◆ **SUPPLIED MATERIAL**:
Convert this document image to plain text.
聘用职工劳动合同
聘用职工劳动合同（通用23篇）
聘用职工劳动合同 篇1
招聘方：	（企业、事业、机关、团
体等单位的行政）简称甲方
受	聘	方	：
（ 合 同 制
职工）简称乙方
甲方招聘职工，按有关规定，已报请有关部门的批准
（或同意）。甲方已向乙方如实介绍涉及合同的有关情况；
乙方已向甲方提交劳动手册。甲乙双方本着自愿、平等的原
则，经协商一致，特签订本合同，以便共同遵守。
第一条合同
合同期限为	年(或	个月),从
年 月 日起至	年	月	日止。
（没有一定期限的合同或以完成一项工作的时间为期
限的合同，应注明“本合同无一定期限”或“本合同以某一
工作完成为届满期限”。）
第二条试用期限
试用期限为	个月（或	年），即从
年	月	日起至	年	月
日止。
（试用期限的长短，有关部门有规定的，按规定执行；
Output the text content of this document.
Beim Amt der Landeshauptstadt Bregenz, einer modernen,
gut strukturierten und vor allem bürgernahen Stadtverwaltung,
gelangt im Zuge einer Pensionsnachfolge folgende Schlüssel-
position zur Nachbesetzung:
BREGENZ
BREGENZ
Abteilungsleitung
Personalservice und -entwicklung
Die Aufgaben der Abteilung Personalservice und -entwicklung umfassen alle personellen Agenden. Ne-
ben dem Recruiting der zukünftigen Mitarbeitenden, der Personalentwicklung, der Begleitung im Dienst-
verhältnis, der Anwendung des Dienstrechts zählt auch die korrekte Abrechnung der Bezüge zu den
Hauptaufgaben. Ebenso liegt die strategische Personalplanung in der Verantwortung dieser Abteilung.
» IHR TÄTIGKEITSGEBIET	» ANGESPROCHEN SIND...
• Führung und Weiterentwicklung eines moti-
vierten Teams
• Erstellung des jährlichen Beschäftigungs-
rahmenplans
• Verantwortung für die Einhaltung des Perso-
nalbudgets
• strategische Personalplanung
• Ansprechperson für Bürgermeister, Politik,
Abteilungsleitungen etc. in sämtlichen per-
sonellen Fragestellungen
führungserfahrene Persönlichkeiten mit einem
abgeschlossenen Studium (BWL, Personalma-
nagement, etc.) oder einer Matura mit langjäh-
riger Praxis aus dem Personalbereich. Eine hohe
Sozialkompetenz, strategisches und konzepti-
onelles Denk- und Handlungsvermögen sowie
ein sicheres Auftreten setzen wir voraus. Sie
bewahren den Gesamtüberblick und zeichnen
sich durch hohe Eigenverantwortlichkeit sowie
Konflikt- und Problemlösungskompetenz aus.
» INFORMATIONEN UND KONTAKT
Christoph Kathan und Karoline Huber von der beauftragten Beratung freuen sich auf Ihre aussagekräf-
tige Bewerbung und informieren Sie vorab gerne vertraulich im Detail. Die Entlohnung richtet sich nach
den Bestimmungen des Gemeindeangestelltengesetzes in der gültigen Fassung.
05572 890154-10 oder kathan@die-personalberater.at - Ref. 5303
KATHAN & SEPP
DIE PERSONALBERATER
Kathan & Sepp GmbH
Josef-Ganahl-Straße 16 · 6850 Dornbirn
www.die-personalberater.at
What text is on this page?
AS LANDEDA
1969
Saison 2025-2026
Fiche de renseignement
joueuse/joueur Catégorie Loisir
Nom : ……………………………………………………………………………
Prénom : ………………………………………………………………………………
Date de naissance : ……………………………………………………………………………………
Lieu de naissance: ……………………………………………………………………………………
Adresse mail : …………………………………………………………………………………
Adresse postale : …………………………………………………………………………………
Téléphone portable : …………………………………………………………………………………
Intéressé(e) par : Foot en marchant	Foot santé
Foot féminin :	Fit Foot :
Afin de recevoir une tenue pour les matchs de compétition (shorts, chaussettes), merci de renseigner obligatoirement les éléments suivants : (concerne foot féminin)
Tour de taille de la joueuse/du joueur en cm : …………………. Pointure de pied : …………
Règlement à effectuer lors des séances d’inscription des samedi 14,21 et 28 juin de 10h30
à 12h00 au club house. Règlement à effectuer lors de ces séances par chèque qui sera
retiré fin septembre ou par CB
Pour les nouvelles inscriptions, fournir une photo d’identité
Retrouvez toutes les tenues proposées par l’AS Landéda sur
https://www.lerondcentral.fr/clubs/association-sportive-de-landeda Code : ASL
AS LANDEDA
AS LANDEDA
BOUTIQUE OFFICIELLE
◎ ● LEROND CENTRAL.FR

◆ **EXERCISE DETAILS**:
Identify the lines above that contain the word "joueur", then copy them.

◆ **COMPLETED EXERCISE**:
joueuse/joueur Catégorie Loisir
Tour de taille de la joueuse/du joueur en cm : …………………. Pointure de pied : …………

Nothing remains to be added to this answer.